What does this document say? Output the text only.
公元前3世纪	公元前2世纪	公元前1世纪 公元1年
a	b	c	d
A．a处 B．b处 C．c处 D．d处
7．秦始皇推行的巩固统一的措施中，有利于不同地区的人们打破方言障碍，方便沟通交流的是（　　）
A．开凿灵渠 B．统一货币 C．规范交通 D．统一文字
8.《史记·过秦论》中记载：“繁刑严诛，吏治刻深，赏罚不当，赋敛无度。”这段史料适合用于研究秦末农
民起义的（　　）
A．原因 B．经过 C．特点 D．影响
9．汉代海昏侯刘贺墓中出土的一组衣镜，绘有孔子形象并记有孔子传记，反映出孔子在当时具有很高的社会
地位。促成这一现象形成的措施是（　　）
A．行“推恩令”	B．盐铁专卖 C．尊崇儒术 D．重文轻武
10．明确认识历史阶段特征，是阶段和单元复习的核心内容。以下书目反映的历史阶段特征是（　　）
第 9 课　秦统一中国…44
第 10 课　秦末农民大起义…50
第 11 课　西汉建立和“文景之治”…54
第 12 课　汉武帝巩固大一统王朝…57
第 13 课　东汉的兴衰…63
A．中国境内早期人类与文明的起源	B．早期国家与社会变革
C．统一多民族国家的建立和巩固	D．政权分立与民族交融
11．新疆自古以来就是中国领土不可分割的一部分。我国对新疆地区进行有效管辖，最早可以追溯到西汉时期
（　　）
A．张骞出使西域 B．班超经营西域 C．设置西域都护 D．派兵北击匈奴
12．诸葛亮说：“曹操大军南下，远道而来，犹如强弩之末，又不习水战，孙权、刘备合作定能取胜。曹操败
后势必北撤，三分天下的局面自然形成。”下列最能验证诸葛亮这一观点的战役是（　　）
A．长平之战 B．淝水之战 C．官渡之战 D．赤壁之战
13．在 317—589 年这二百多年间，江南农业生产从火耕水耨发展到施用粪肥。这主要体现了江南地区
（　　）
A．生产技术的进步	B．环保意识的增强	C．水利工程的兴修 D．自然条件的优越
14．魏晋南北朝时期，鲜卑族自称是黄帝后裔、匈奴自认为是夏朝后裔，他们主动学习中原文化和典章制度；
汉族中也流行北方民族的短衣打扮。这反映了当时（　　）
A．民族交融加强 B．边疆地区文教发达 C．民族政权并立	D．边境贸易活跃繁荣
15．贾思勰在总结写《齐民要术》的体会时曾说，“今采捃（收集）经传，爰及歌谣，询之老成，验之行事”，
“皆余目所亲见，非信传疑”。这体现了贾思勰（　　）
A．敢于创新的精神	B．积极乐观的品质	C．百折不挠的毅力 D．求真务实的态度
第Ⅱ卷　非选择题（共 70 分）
# # #
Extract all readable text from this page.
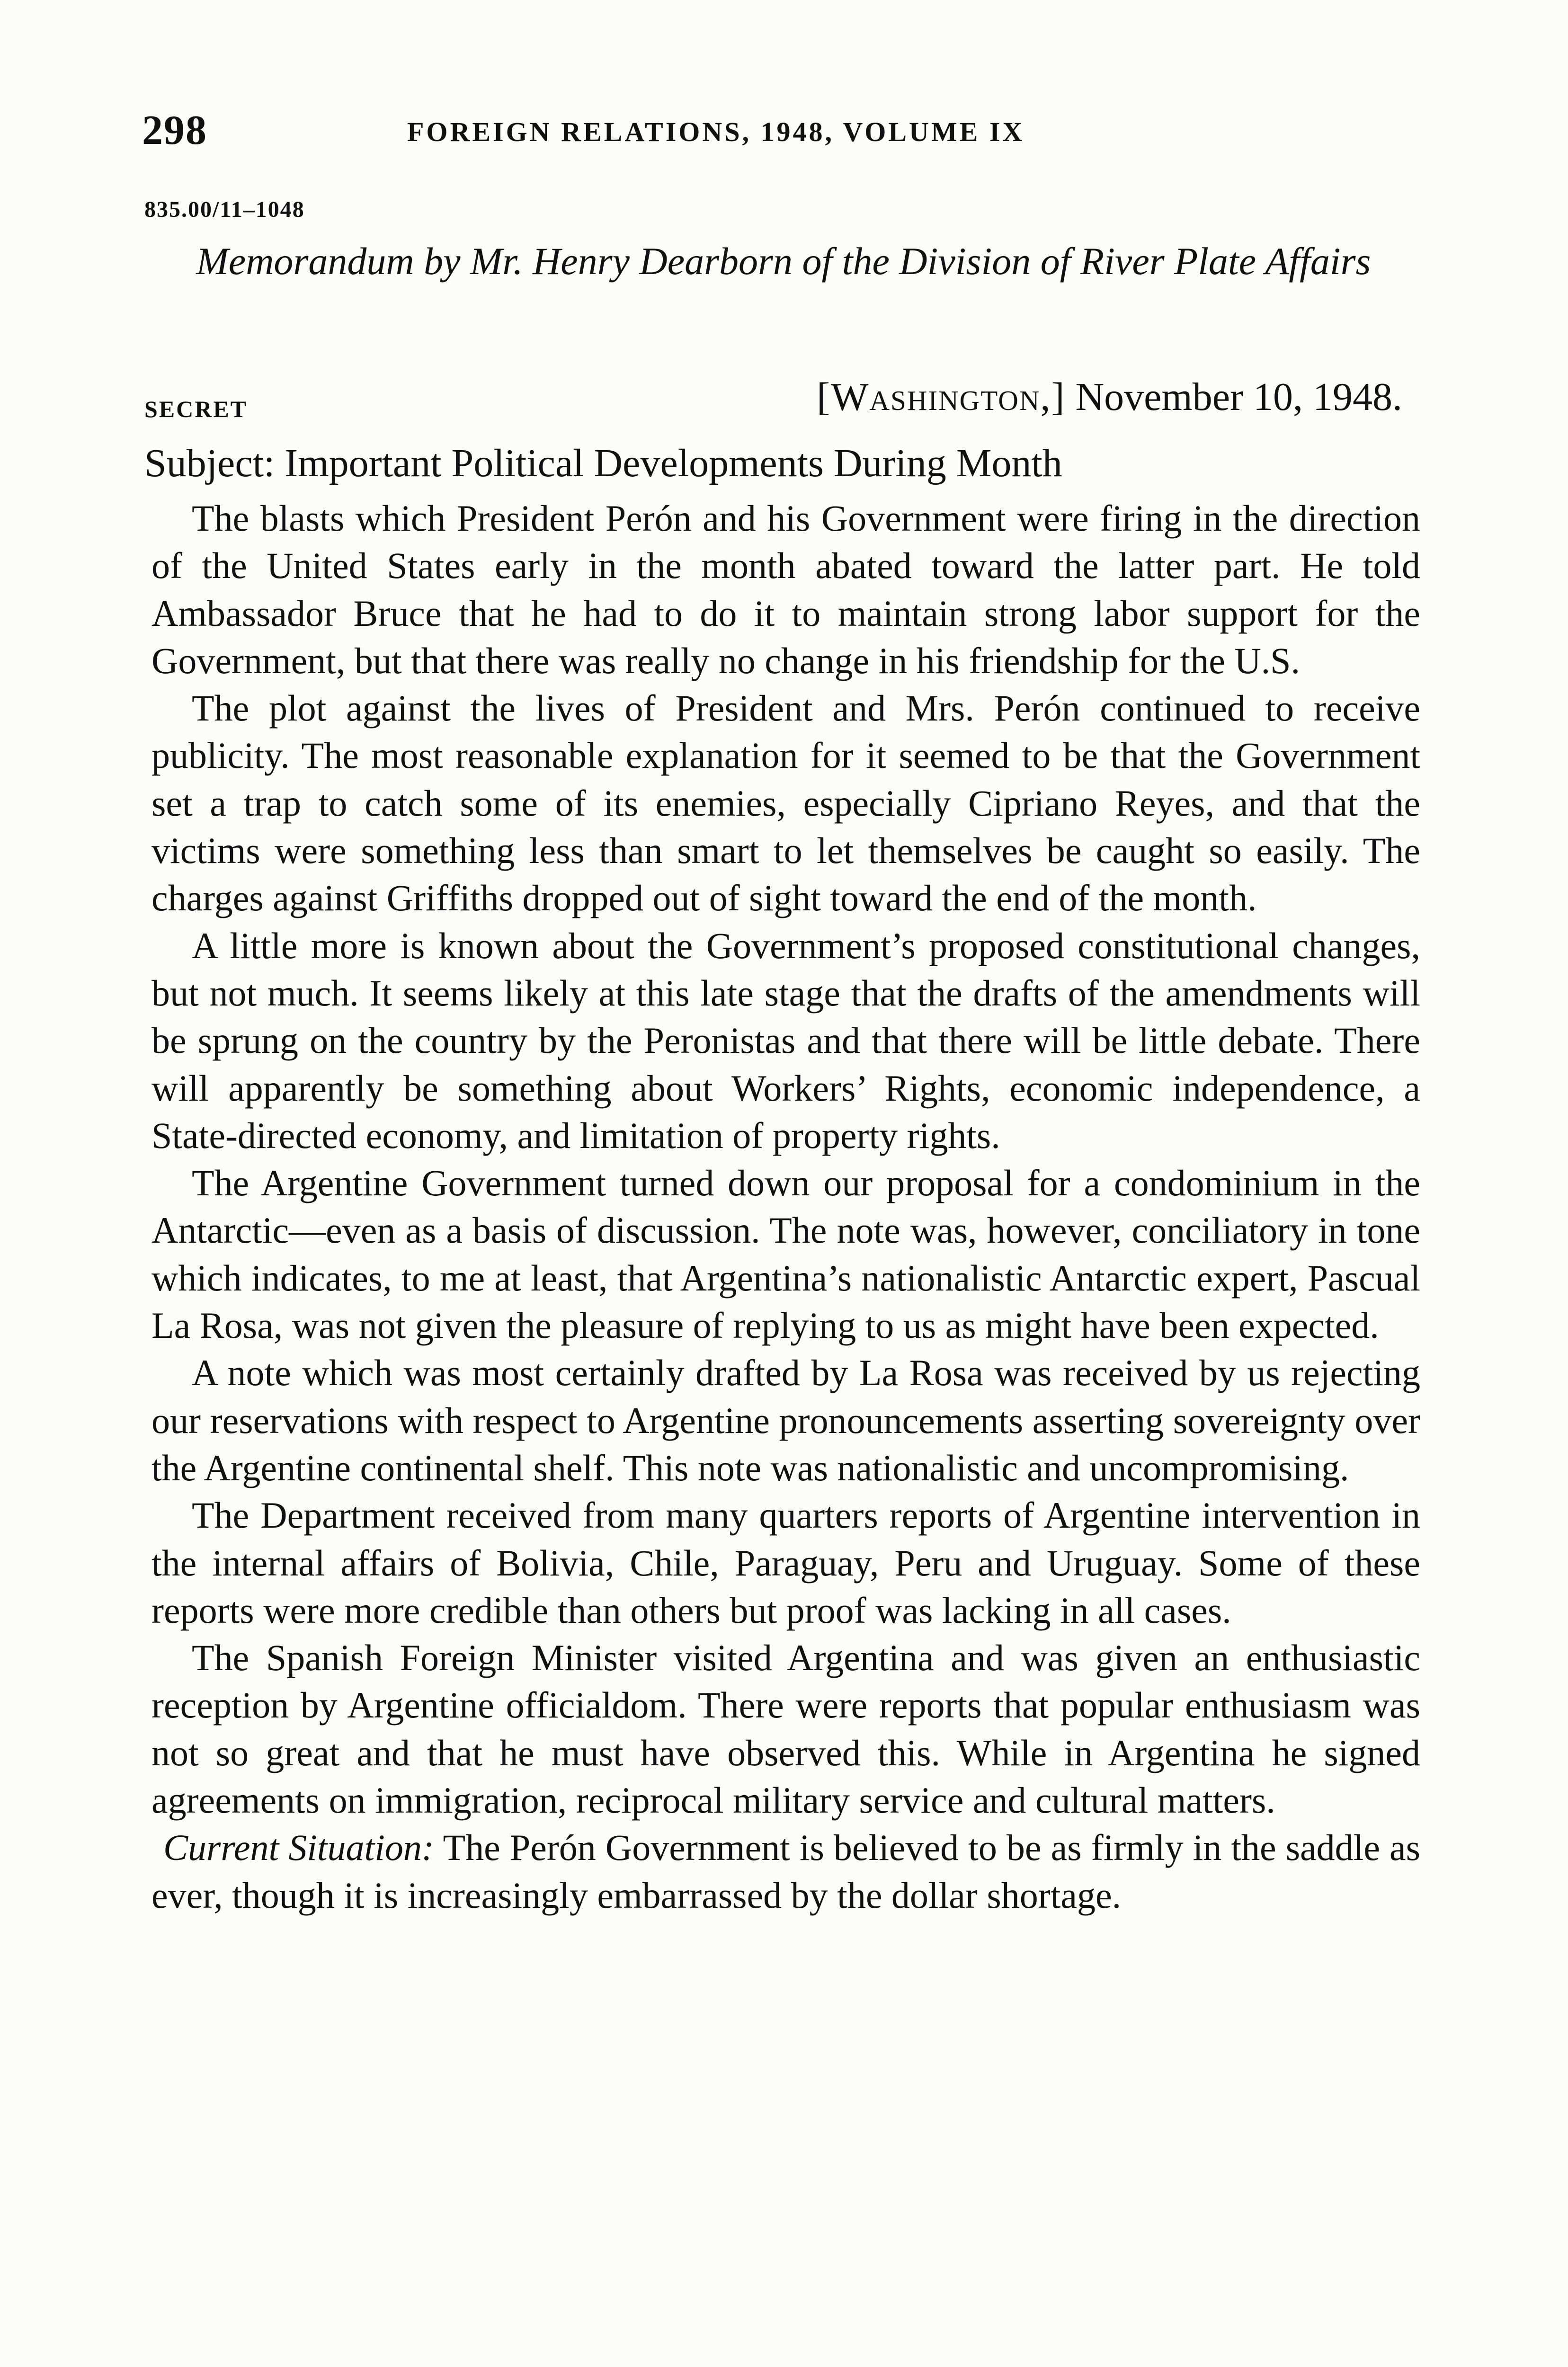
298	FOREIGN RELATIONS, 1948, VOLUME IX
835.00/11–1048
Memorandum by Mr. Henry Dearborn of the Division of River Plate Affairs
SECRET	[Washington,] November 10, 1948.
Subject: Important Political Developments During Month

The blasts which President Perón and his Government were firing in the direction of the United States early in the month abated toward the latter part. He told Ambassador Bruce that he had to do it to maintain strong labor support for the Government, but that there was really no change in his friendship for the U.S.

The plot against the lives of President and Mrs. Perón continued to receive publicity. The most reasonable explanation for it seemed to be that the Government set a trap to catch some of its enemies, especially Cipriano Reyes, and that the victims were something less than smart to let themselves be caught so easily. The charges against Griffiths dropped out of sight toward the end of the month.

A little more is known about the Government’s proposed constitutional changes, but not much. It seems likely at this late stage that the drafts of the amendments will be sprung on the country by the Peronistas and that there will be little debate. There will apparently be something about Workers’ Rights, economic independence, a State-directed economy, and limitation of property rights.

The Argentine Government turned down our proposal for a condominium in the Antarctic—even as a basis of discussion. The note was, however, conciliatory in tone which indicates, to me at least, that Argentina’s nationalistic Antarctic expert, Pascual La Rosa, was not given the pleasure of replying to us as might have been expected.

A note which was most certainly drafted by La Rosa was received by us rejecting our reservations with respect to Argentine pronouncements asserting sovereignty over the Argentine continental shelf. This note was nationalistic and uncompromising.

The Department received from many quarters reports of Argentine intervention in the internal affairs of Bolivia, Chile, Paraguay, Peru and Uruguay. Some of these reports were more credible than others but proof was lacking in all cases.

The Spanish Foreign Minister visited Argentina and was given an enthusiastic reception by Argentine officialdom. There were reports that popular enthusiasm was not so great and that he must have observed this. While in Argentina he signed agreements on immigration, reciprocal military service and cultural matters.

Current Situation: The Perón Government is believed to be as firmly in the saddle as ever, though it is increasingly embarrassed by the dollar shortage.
# # #
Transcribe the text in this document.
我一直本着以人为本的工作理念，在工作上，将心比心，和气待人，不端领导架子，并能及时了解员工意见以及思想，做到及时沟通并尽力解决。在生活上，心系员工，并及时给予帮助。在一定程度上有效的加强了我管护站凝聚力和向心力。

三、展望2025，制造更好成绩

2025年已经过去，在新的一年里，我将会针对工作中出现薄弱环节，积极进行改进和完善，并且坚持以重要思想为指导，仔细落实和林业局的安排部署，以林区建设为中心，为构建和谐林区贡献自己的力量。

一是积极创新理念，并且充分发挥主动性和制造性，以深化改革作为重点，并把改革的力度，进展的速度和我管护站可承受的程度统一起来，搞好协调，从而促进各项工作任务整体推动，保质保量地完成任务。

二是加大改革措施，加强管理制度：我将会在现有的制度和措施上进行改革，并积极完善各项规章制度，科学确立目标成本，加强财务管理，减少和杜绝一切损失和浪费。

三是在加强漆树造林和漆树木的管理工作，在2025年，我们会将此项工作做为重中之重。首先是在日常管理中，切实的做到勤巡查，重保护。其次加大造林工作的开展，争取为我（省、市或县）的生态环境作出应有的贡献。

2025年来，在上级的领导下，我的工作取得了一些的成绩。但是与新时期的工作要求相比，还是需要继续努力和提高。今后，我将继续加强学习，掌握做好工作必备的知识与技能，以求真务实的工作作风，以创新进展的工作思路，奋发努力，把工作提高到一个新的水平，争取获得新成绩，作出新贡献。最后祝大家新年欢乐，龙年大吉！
# # #
Which lines above contain "that"? Show each of them.

-- Exercise result --
The blasts which President Perón and his Government were firing in the direction of the United States early in the month abated toward the latter part. He told Ambassador Bruce that he had to do it to maintain strong labor support for the Government, but that there was really no change in his friendship for the U.S.
The plot against the lives of President and Mrs. Perón continued to receive publicity. The most reasonable explanation for it seemed to be that the Government set a trap to catch some of its enemies, especially Cipriano Reyes, and that the victims were something less than smart to let themselves be caught so easily. The charges against Griffiths dropped out of sight toward the end of the month.
A little more is known about the Government’s proposed constitutional changes, but not much. It seems likely at this late stage that the drafts of the amendments will be sprung on the country by the Peronistas and that there will be little debate. There will apparently be something about Workers’ Rights, economic independence, a State-directed economy, and limitation of property rights.
The Argentine Government turned down our proposal for a condominium in the Antarctic—even as a basis of discussion. The note was, however, conciliatory in tone which indicates, to me at least, that Argentina’s nationalistic Antarctic expert, Pascual La Rosa, was not given the pleasure of replying to us as might have been expected.
The Spanish Foreign Minister visited Argentina and was given an enthusiastic reception by Argentine officialdom. There were reports that popular enthusiasm was not so great and that he must have observed this. While in Argentina he signed agreements on immigration, reciprocal military service and cultural matters.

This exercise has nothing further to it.